# Tree Stands on WMAs



## CharrDad (Mar 31, 2008)

The Ga regs state that a tree stand must be removed by noon of the day after a hunt. Anyone know how much in advance of the season (or sign-in hunt) you can set one up? I was planning on setting some up this year during my July vacation, but now I'm wondering.

Any help is appreciated.


----------



## pnome (Mar 31, 2008)

Not a good idea to set up a tree stand on a WMA and leave it there for any length of time.  Maybe the night or day before you plan on hunting.  

Be prepared to have it stolen should anyone come across it.


----------



## hevishot (Mar 31, 2008)

they wont be there by the start of the season..would be my bet.


----------



## CharrDad (Mar 31, 2008)

Oh, that's too bad. 
Doesn't putting them up the day before you're hunting screw your chances of harvest? Seems like you'd want the deer to have a while to get used to the stand and for any scent you may have left to disappear. Guess that's an argument for using a climber instead of lock-on, huh?


----------



## hevishot (Mar 31, 2008)

it would be ideal to have your stands already in place but unfortunately, you are talking about public land. Climber would be a better option...IMO


----------



## CharrDad (Mar 31, 2008)

Thanks hevishot. I appreciate the input.


----------



## dannyray49 (Apr 13, 2008)

*wma stand*

charrdad I placed a stand on Allatoona WMA this past season and left it there all season locked with a good cable and lock. I guess I was very lucky it was not taken. killed a 126" 10 pointer from it the day after Thanksgiving.


----------



## GA DAWG (Apr 14, 2008)

Exercises –
[A] List every distinct username that appears as a post header in the forum thread on WMA tree stands.
[B] In the forum thread on WMA tree stands, what did dannyray49 kill from the stand left on Allatoona WMA, and when?
[C] Carry on the forum thread on WMA tree stands by writing the post that follows the final header.
The data that follows has no connection to the forum thread on WMA tree stands.

Layout region records:
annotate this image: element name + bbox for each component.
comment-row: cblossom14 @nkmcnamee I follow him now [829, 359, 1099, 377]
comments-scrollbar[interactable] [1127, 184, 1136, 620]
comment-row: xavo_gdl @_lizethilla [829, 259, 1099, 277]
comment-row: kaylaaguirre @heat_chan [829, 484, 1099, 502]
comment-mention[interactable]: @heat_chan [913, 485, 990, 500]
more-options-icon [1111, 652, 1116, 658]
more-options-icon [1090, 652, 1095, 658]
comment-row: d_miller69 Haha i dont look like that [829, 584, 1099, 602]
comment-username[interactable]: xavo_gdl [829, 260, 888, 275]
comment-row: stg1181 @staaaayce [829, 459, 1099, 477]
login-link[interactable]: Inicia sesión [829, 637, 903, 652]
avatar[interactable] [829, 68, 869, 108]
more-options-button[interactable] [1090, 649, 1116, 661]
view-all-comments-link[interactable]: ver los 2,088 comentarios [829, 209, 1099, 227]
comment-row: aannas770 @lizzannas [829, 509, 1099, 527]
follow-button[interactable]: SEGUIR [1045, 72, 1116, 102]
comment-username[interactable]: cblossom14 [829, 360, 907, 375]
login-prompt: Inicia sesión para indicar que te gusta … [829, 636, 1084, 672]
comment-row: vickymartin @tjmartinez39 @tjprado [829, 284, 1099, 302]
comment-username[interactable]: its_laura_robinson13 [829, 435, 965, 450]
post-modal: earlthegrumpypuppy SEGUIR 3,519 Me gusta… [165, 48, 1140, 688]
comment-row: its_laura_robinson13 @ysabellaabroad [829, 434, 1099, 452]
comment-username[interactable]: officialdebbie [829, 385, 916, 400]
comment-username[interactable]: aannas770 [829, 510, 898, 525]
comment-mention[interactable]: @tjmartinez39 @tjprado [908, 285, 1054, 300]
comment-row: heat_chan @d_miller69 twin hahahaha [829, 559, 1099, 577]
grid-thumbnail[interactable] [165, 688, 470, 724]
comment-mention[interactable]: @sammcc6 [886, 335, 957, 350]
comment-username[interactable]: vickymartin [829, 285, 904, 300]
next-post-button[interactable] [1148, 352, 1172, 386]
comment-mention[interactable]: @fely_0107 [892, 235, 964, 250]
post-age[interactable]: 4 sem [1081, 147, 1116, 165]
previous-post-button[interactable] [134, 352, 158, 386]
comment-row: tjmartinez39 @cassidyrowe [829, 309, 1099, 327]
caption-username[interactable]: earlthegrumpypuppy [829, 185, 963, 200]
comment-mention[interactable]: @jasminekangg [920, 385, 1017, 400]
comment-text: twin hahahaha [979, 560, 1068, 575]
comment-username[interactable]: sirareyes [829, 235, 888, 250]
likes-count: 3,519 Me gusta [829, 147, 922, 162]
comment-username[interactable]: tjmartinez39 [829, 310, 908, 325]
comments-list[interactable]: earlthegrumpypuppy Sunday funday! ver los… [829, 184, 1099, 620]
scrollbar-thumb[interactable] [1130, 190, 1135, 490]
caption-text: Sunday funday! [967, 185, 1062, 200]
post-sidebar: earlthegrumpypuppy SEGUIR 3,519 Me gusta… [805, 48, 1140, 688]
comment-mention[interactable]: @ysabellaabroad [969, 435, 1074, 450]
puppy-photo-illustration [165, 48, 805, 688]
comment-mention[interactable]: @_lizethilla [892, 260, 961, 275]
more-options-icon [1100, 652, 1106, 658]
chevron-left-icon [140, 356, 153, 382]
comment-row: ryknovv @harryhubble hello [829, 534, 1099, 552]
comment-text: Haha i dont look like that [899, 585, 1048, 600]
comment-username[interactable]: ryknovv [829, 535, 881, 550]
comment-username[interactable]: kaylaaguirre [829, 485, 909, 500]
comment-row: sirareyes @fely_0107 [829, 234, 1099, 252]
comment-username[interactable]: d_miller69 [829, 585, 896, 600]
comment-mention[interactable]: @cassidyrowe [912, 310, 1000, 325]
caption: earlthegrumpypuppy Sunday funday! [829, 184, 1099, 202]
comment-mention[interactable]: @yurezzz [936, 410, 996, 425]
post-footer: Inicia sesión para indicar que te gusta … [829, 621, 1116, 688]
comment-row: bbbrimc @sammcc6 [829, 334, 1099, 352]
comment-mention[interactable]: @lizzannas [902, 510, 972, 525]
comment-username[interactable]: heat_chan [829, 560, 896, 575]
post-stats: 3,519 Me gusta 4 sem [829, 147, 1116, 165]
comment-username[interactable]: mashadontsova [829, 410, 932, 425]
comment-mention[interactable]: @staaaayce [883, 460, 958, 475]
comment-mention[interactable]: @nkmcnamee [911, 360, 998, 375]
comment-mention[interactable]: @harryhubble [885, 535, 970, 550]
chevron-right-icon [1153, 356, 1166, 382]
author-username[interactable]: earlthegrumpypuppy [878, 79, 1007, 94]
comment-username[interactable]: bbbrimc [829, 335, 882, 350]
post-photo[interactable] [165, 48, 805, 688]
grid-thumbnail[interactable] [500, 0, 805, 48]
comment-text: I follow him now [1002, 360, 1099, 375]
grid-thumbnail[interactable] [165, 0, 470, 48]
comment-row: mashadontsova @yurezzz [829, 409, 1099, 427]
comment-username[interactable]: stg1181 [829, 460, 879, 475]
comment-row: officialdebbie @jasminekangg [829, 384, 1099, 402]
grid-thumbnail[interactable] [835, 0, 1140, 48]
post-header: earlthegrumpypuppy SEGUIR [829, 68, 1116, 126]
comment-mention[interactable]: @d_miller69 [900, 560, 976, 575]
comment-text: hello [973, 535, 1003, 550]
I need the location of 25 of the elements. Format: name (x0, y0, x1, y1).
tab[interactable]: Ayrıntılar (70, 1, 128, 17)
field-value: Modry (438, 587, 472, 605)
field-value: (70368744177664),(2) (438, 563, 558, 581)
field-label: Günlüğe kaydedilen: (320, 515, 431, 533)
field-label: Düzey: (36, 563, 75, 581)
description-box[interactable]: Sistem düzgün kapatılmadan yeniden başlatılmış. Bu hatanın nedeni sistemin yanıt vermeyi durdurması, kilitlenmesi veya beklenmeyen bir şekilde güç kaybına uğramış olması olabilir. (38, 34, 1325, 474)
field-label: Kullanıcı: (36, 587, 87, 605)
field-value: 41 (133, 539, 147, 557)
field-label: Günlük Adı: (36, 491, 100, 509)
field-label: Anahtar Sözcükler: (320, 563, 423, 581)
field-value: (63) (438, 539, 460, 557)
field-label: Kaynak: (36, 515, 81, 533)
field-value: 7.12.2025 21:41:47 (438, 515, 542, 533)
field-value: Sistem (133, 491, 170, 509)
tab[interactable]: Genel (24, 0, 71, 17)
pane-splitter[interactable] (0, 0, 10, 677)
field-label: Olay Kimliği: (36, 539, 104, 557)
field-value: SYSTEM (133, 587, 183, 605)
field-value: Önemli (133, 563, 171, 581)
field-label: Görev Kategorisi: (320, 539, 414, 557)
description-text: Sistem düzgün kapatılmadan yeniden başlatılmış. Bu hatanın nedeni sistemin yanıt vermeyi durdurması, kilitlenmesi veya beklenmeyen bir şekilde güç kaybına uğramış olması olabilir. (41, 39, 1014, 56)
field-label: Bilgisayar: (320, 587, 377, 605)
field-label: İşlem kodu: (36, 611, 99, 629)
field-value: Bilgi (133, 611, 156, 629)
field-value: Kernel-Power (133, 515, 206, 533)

Final results –
[A] CharrDad, pnome, hevishot, dannyray49, GA DAWG

[B] A 126" 10 pointer, killed the day after Thanksgiving.

[C]
I've put em out 2 weeks ahead of time before...It says nothing about it being illegal...Hang a old one just in case somebody wants it!


----------



## yellowhammer (Apr 14, 2008)

*stands on WMAs*

I`ve been told that some of those stands that were left for long periods of time were removed by DNR.You have no right to reserve a spot on public land for the whole season.I won`t bother a stand that I know has been in place between hunts,but I may hunt close to it if I want to.(if nobody is in it)The intent of the law is to allow you  to scout and put up a stand the day before a hunt begins.If you leave a stand for a week or so,such as on a 3 week sign-in at Clark Hill,don`t expect that spot to be reserved for you the whole time.If you hunt it every day,it should be yours.If you`re not there,it`s anyone`s place to hunt.Otherwise,you could put up 3 or 4 stands the whole time and have your own little club for the price of a wma stamp.Use good manners and ethics.


----------



## C.Killmaster (Apr 14, 2008)

The regs used to prohibit putting out stands far in advance of a hunt, but it no longer states when you can put one out.  Pay close attention to the new regs this summer as this may change.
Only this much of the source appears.